Below are records. Count every line containing the word "hinda" and give the number alone.

Start of Stored rows

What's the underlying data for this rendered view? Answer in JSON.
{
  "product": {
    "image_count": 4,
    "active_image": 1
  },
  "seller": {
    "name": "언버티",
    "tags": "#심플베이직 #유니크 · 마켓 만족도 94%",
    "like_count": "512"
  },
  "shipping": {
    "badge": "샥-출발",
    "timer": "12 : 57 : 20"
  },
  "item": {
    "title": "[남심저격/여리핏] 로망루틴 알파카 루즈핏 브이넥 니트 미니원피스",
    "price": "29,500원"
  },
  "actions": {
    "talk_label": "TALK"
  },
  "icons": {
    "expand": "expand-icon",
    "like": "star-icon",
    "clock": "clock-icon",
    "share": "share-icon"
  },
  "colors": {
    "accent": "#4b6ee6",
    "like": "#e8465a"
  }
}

End of Stored rows
Start of Stored rows

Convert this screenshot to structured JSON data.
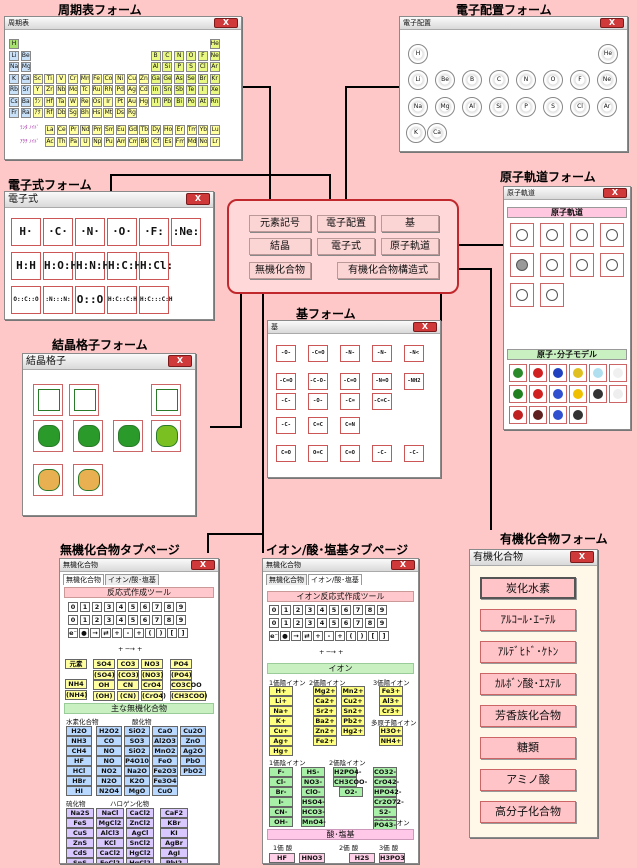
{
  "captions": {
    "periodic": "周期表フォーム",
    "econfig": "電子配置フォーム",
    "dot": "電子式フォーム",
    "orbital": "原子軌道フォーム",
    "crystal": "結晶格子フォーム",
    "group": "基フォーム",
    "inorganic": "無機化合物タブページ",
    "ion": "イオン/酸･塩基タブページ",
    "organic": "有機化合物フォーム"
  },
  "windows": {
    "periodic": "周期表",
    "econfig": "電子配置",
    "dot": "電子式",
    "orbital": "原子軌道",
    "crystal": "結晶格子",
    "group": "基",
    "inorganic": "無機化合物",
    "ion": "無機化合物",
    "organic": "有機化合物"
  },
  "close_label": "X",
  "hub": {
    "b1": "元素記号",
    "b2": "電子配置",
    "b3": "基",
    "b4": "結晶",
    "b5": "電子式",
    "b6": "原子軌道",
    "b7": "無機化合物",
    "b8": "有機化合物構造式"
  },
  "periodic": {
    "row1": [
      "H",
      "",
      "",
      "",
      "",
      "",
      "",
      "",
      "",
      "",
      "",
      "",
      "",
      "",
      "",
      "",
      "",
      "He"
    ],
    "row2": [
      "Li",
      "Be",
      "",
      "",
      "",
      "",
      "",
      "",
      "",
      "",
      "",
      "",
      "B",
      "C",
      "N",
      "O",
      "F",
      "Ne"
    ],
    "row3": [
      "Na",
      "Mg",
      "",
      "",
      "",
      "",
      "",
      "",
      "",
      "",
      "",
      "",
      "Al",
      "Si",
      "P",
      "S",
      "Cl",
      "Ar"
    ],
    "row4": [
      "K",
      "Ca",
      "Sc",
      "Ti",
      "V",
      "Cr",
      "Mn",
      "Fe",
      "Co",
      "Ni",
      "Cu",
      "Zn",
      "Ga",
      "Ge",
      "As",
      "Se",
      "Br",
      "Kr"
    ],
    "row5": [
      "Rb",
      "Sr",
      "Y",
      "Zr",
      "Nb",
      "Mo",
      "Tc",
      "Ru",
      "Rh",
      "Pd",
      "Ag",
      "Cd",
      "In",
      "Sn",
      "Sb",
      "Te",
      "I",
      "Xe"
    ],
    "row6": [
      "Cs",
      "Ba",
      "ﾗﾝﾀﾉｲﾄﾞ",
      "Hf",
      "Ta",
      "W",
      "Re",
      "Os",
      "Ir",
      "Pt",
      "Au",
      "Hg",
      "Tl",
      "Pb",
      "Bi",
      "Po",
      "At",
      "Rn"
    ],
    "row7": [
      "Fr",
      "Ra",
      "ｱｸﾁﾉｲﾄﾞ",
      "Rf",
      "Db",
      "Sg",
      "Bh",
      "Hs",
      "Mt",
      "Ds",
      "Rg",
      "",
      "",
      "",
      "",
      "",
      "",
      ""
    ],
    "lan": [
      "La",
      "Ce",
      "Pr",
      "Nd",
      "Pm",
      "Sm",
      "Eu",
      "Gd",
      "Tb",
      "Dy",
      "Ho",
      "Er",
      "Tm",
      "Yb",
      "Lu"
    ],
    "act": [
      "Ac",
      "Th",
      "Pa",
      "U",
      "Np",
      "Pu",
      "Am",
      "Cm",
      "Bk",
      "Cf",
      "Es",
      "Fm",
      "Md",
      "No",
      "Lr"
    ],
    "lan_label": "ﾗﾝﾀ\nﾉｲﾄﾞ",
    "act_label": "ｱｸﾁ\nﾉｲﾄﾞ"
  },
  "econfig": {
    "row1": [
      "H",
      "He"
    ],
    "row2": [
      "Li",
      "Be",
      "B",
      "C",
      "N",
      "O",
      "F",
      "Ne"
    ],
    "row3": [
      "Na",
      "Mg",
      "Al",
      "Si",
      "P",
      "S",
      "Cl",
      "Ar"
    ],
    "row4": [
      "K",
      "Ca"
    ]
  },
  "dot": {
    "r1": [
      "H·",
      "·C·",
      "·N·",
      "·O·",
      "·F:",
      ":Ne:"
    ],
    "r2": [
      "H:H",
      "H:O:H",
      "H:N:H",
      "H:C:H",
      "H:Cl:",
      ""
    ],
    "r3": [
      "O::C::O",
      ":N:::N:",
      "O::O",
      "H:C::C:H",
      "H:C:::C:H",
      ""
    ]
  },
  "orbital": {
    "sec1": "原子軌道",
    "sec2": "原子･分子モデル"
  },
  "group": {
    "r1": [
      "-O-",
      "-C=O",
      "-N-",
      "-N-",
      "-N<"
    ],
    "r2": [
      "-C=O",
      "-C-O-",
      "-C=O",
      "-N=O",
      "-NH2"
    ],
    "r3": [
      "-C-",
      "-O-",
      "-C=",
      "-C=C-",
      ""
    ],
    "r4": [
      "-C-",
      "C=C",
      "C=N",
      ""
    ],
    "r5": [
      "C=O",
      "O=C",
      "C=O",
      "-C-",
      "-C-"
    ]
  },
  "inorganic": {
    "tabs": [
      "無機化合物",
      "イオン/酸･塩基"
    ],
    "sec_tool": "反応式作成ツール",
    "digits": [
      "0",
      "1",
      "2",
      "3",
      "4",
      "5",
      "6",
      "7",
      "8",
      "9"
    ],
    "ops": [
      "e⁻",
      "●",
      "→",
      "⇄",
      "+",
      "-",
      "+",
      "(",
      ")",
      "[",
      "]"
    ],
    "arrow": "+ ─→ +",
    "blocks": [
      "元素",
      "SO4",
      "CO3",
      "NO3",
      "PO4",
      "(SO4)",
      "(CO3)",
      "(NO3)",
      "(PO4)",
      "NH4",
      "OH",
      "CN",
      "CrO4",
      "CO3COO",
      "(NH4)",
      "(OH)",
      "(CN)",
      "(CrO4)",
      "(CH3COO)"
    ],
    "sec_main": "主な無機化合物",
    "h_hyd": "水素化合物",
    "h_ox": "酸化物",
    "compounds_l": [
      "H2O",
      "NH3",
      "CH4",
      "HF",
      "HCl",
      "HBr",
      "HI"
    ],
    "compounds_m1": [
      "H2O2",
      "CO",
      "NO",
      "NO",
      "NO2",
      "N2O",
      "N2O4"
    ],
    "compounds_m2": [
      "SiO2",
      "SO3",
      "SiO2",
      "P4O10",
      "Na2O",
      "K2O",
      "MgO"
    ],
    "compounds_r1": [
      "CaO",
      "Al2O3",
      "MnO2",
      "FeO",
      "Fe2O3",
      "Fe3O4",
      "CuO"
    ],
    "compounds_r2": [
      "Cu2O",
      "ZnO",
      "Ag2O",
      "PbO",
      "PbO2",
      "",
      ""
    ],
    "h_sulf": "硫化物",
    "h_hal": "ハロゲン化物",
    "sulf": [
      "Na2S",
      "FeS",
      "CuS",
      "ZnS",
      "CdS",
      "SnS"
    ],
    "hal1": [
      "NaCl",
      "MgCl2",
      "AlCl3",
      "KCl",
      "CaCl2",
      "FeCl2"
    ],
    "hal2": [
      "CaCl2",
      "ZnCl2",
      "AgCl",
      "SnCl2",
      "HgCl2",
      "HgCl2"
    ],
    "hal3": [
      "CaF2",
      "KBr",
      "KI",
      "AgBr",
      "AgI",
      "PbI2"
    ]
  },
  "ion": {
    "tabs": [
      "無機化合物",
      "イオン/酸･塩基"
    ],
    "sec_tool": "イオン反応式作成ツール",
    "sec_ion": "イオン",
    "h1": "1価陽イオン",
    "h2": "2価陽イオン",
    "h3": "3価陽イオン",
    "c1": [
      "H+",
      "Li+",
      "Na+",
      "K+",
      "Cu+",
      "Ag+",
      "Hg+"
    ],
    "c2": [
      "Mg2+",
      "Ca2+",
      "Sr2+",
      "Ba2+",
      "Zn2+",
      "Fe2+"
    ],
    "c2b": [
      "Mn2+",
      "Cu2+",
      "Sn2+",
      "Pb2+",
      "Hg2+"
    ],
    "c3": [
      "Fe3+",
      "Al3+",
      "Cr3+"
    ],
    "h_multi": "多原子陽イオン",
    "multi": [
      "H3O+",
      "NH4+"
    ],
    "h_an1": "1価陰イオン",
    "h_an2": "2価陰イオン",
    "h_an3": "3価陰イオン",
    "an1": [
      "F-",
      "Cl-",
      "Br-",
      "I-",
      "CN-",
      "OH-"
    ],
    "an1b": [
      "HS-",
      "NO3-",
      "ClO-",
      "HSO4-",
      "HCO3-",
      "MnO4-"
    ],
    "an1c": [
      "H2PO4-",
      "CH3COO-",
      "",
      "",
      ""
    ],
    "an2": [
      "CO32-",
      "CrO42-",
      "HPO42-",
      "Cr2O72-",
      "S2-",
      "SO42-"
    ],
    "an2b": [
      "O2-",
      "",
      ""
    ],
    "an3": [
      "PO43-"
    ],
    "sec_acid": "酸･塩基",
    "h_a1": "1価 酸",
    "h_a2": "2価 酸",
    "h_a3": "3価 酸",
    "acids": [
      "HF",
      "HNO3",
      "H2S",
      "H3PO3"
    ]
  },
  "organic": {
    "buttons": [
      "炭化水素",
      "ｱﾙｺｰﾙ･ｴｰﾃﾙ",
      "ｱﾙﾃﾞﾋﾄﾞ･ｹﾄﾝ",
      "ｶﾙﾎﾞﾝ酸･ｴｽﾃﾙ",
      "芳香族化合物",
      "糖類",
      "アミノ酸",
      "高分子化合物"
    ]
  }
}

End of Stored rows
Start of Stored rows

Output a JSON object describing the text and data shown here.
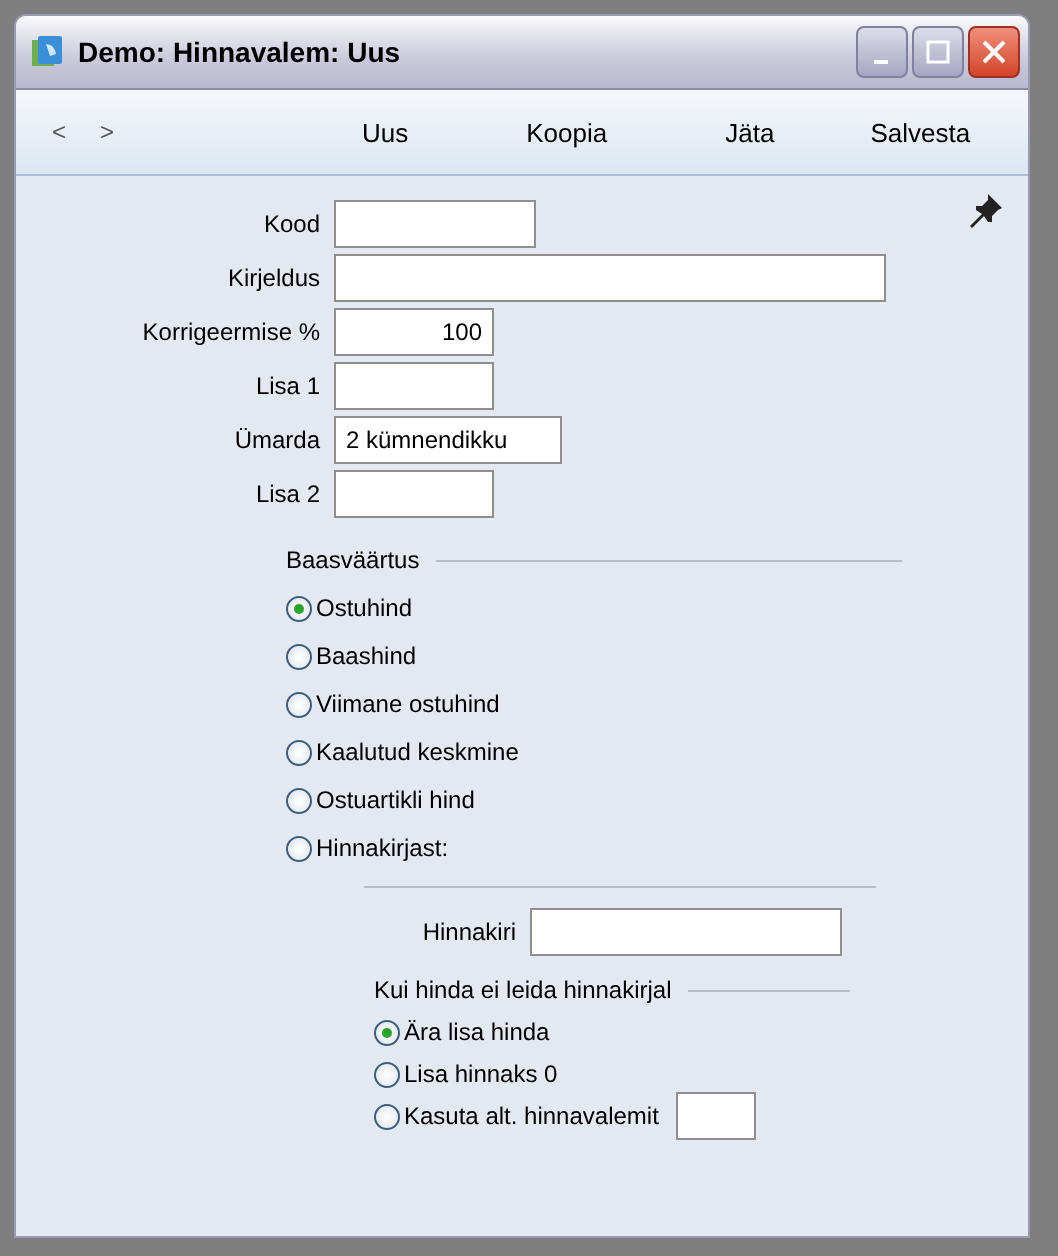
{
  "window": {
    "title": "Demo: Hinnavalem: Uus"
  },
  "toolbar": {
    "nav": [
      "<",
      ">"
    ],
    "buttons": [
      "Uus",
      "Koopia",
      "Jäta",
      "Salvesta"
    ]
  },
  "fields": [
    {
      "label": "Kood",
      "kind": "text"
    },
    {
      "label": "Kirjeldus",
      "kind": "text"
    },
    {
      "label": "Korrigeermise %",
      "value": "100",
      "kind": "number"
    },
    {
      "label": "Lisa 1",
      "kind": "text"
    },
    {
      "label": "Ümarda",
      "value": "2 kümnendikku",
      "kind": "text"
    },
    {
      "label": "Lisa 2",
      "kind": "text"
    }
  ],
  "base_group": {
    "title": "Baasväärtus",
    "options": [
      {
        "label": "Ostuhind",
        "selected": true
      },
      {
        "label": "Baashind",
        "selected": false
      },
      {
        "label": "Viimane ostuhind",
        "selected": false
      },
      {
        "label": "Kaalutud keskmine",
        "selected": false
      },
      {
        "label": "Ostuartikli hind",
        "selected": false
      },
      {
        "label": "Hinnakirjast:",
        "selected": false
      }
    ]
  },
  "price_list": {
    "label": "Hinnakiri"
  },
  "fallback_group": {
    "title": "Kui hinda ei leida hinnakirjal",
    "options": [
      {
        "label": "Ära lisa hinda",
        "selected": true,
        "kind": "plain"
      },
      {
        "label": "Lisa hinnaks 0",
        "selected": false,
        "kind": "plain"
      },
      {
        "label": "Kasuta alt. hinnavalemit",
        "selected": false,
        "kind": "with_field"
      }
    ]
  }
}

End of Stored rows

*Solution for this task*.
2